═══ LISTING ═══
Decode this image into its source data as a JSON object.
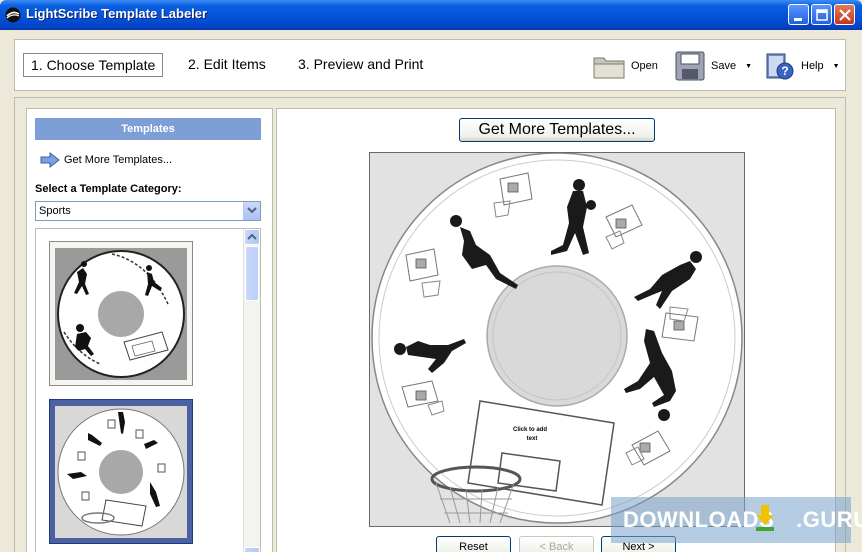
{
  "window": {
    "title": "LightScribe Template Labeler"
  },
  "steps": [
    {
      "label": "1. Choose Template"
    },
    {
      "label": "2. Edit Items"
    },
    {
      "label": "3. Preview and Print"
    }
  ],
  "toolbar": {
    "open_label": "Open",
    "save_label": "Save",
    "help_label": "Help"
  },
  "left_panel": {
    "header": "Templates",
    "get_more_link": "Get More Templates...",
    "category_label": "Select a Template Category:",
    "category_value": "Sports"
  },
  "right_panel": {
    "get_more_button": "Get More Templates...",
    "disc_text_line1": "Click to add",
    "disc_text_line2": "text"
  },
  "nav": {
    "reset": "Reset",
    "back": "< Back",
    "next": "Next >"
  },
  "watermark": {
    "text_left": "DOWNLOADS",
    "text_right": ".GURU"
  }
}
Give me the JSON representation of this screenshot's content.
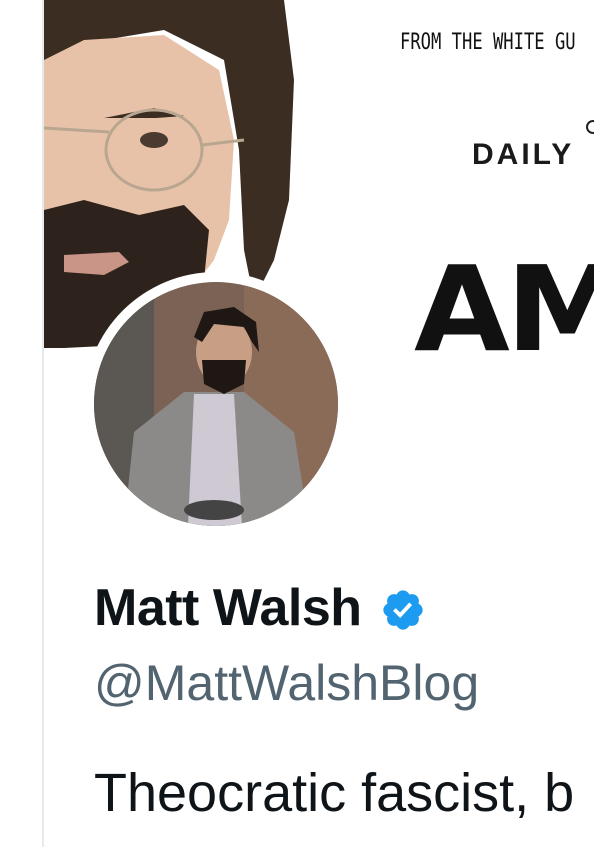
{
  "profile": {
    "display_name": "Matt Walsh",
    "handle": "@MattWalshBlog",
    "bio": "Theocratic fascist, b",
    "verified_icon": "verified-badge-icon",
    "verified_color": "#1d9bf0"
  },
  "banner": {
    "caption": "FROM THE WHITE GU",
    "brand": "DAILY",
    "title_fragment": "AM"
  },
  "colors": {
    "name": "#0f1419",
    "handle": "#536471",
    "accent": "#1d9bf0"
  }
}
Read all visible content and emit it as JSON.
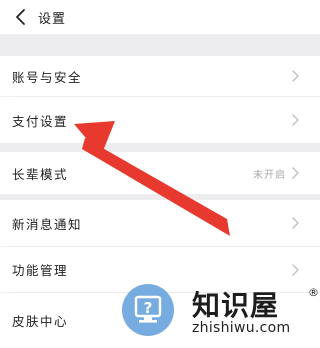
{
  "header": {
    "title": "设置"
  },
  "settings": {
    "items": [
      {
        "label": "账号与安全"
      },
      {
        "label": "支付设置"
      },
      {
        "label": "长辈模式",
        "value": "未开启"
      },
      {
        "label": "新消息通知"
      },
      {
        "label": "功能管理"
      },
      {
        "label": "皮肤中心"
      }
    ]
  },
  "annotation": {
    "arrow_color": "#e8392f"
  },
  "watermark": {
    "brand": "知识屋",
    "reg": "®",
    "url": "zhishiwu.com",
    "icon": "question-monitor-icon"
  }
}
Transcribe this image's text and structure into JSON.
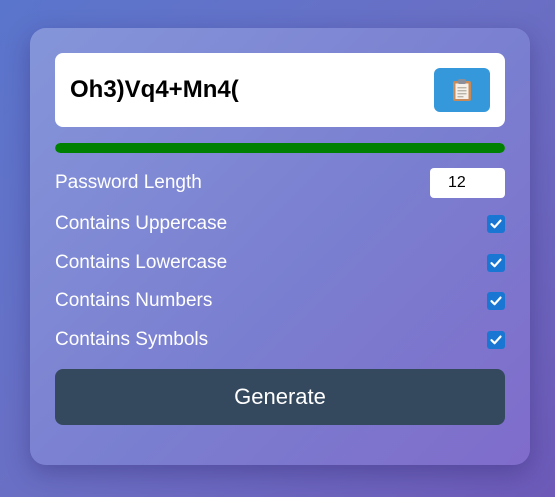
{
  "password": {
    "value": "Oh3)Vq4+Mn4("
  },
  "copy_button": {
    "icon": "clipboard-icon"
  },
  "strength": {
    "level": 1.0,
    "color": "#008000"
  },
  "options": {
    "length_label": "Password Length",
    "length_value": "12",
    "uppercase_label": "Contains Uppercase",
    "uppercase_checked": true,
    "lowercase_label": "Contains Lowercase",
    "lowercase_checked": true,
    "numbers_label": "Contains Numbers",
    "numbers_checked": true,
    "symbols_label": "Contains Symbols",
    "symbols_checked": true
  },
  "generate_button": {
    "label": "Generate",
    "color": "#34495e"
  },
  "colors": {
    "accent": "#3498db",
    "checkbox": "#1976d2"
  }
}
═══
> DIRECTION
Copy each line in full and exactly, omitting any picture.

> TASK RESULT
Decode this image into its source data as a JSON object.
{
  "window": {
    "title": "LightScribe Template Labeler"
  },
  "steps": [
    {
      "label": "1. Choose Template"
    },
    {
      "label": "2. Edit Items"
    },
    {
      "label": "3. Preview and Print"
    }
  ],
  "toolbar": {
    "open_label": "Open",
    "save_label": "Save",
    "help_label": "Help"
  },
  "left_panel": {
    "header": "Templates",
    "get_more_link": "Get More Templates...",
    "category_label": "Select a Template Category:",
    "category_value": "Sports"
  },
  "right_panel": {
    "get_more_button": "Get More Templates...",
    "disc_text_line1": "Click to add",
    "disc_text_line2": "text"
  },
  "nav": {
    "reset": "Reset",
    "back": "< Back",
    "next": "Next >"
  },
  "watermark": {
    "text_left": "DOWNLOADS",
    "text_right": ".GURU"
  }
}
Give me the JSON representation of this screenshot's content.
{
  "profile": {
    "display_name": "Matt Walsh",
    "handle": "@MattWalshBlog",
    "bio": "Theocratic fascist, b",
    "verified_icon": "verified-badge-icon",
    "verified_color": "#1d9bf0"
  },
  "banner": {
    "caption": "FROM THE WHITE GU",
    "brand": "DAILY",
    "title_fragment": "AM"
  },
  "colors": {
    "name": "#0f1419",
    "handle": "#536471",
    "accent": "#1d9bf0"
  }
}
Read all visible content and emit it as JSON.
{
  "header": {
    "title": "设置"
  },
  "settings": {
    "items": [
      {
        "label": "账号与安全"
      },
      {
        "label": "支付设置"
      },
      {
        "label": "长辈模式",
        "value": "未开启"
      },
      {
        "label": "新消息通知"
      },
      {
        "label": "功能管理"
      },
      {
        "label": "皮肤中心"
      }
    ]
  },
  "annotation": {
    "arrow_color": "#e8392f"
  },
  "watermark": {
    "brand": "知识屋",
    "reg": "®",
    "url": "zhishiwu.com",
    "icon": "question-monitor-icon"
  }
}
Transcribe this image's text and structure into JSON.
{
  "password": {
    "value": "Oh3)Vq4+Mn4("
  },
  "copy_button": {
    "icon": "clipboard-icon"
  },
  "strength": {
    "level": 1.0,
    "color": "#008000"
  },
  "options": {
    "length_label": "Password Length",
    "length_value": "12",
    "uppercase_label": "Contains Uppercase",
    "uppercase_checked": true,
    "lowercase_label": "Contains Lowercase",
    "lowercase_checked": true,
    "numbers_label": "Contains Numbers",
    "numbers_checked": true,
    "symbols_label": "Contains Symbols",
    "symbols_checked": true
  },
  "generate_button": {
    "label": "Generate",
    "color": "#34495e"
  },
  "colors": {
    "accent": "#3498db",
    "checkbox": "#1976d2"
  }
}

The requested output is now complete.